**Task instructions**
For the listing below, give the count of lines containing "values", and no other text.

**Recorded information**
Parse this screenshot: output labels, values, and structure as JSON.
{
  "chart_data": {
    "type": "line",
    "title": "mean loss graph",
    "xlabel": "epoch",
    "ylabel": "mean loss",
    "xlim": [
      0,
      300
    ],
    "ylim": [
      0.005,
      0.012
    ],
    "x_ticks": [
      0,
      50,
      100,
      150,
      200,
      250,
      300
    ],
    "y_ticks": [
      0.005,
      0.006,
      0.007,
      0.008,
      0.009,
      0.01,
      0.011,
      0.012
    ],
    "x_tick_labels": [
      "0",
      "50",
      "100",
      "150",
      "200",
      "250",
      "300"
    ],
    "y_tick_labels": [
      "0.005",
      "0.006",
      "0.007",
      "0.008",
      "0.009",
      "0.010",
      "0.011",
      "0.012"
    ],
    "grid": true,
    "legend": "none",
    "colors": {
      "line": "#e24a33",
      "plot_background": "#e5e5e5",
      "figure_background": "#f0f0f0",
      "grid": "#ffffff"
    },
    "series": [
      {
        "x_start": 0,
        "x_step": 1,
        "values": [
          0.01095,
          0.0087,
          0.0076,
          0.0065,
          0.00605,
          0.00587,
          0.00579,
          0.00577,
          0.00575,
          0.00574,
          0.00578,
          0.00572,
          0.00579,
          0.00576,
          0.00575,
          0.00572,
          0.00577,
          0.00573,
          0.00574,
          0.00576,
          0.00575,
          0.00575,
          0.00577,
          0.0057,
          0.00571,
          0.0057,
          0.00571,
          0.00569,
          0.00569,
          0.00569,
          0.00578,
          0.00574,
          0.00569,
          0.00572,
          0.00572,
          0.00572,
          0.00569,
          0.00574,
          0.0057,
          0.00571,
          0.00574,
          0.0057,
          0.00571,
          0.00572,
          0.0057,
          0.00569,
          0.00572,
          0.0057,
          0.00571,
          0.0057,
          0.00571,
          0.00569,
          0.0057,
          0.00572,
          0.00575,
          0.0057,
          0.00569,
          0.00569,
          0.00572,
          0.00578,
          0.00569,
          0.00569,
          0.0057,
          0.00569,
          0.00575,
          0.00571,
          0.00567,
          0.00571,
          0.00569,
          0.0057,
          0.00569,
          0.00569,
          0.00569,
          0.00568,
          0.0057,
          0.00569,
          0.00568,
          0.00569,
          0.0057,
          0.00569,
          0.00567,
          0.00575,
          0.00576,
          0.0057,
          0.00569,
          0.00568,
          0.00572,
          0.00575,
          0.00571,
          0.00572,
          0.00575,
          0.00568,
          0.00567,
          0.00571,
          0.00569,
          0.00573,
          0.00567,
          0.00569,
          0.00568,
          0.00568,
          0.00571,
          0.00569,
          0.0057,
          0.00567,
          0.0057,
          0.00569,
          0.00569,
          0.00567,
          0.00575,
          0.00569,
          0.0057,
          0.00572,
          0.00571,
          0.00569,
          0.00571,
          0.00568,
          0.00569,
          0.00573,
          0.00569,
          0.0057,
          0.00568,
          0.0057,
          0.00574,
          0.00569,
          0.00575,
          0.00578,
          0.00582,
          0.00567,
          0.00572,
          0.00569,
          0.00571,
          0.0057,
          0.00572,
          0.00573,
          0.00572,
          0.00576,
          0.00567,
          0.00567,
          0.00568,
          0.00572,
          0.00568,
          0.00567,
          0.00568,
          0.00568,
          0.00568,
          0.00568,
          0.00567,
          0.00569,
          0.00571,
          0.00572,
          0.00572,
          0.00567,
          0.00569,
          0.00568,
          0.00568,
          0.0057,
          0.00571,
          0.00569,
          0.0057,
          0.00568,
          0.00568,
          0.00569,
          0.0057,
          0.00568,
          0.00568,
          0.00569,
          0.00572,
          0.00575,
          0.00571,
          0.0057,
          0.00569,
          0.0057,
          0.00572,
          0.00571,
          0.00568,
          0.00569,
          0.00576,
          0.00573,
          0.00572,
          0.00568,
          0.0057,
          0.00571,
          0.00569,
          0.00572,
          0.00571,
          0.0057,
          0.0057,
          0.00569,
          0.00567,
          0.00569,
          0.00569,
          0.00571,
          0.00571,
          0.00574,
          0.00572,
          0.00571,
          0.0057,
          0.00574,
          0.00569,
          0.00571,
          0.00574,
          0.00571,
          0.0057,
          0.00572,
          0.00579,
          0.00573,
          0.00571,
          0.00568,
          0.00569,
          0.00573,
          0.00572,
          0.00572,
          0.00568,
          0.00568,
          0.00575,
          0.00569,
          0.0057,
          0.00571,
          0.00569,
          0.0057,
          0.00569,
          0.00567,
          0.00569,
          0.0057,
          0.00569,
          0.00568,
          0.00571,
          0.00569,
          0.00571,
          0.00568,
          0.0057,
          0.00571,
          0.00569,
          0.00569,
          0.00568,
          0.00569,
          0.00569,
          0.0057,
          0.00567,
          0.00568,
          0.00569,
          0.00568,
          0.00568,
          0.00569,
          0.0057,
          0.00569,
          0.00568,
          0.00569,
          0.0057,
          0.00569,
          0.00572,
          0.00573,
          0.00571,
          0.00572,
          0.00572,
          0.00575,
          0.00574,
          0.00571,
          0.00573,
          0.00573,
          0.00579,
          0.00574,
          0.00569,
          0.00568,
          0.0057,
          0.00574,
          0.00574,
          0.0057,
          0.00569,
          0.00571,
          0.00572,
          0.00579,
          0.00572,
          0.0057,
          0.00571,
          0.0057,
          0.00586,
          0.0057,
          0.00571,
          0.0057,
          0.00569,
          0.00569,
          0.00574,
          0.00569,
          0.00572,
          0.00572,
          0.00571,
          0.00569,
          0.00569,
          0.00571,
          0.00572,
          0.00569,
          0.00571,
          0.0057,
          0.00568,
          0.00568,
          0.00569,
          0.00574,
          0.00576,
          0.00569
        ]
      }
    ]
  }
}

**Right answer**
2